- _Exercise requirements_
Locate the word "grêlons" in the material, then show every line that holds it.

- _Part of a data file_
* * *

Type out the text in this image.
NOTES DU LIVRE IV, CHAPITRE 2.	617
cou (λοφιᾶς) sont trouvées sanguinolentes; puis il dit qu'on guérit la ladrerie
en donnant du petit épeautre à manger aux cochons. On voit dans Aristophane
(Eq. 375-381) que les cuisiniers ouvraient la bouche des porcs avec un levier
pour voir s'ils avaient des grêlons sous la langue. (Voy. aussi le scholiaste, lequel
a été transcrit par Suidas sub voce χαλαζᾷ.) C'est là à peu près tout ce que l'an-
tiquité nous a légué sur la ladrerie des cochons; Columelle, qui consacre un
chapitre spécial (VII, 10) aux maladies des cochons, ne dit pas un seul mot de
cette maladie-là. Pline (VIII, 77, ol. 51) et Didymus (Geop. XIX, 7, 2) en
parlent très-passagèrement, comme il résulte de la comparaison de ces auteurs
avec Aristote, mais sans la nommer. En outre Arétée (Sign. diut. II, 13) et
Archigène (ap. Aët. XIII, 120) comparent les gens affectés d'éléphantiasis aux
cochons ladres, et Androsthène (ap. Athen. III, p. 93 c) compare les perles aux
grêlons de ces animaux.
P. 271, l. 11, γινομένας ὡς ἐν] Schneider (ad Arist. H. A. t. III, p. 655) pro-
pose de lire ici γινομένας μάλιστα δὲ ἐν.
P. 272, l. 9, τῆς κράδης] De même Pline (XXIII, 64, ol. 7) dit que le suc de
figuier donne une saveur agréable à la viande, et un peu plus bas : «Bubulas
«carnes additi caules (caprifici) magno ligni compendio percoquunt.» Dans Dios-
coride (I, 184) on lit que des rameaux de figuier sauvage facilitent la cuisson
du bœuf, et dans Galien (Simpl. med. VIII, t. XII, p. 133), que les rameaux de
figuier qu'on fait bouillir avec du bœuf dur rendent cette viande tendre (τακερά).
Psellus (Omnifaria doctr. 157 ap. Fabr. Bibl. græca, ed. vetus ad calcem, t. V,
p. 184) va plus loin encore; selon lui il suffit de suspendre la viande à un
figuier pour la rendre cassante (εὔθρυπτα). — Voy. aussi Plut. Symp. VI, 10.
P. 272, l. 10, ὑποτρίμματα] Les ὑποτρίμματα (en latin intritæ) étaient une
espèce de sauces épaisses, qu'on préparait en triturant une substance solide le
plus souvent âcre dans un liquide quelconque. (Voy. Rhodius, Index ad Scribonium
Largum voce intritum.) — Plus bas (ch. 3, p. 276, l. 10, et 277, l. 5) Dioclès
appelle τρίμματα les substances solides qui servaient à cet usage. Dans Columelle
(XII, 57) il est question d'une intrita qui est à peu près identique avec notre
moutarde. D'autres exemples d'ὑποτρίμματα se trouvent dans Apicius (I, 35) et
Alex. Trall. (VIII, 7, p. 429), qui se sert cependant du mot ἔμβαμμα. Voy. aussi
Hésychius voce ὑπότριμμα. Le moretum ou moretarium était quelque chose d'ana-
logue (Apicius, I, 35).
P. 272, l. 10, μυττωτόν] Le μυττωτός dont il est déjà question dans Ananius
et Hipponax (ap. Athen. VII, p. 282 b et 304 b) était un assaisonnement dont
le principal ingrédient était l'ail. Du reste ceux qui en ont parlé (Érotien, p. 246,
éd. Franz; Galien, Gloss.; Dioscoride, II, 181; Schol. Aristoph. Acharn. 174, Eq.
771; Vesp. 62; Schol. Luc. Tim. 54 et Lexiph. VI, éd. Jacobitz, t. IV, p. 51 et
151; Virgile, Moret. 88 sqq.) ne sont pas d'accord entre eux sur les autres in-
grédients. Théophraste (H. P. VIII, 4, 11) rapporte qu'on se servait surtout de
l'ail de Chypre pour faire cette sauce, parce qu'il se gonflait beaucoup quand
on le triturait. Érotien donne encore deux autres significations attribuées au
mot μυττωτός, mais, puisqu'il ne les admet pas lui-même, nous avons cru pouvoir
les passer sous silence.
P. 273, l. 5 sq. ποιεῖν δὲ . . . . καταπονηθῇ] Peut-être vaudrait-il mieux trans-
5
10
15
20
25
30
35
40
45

* * *

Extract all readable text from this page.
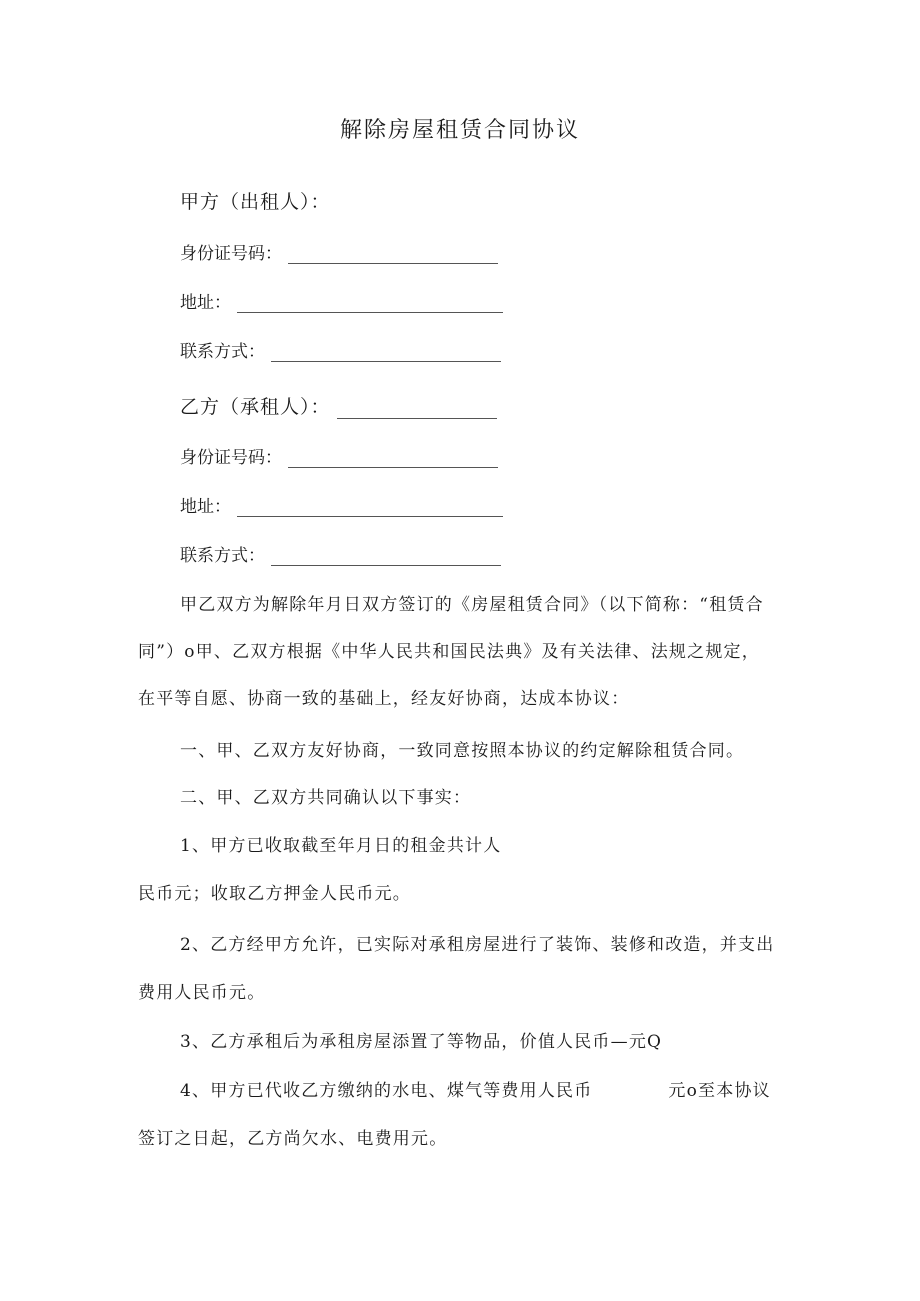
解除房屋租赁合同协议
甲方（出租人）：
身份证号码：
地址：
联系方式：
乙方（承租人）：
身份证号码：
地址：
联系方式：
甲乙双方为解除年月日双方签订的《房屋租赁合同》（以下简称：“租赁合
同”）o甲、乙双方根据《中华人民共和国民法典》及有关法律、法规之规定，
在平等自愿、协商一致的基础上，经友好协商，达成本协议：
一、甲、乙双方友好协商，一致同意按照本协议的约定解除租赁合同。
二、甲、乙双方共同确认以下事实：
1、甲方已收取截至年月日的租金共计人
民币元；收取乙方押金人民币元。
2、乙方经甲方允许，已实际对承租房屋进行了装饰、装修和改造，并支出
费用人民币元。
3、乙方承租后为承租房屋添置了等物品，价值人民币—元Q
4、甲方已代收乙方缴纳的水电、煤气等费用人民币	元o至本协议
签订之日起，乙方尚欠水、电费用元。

* * *

- _The answer_
pour voir s'ils avaient des grêlons sous la langue. (Voy. aussi le scholiaste, lequel
grêlons de ces animaux.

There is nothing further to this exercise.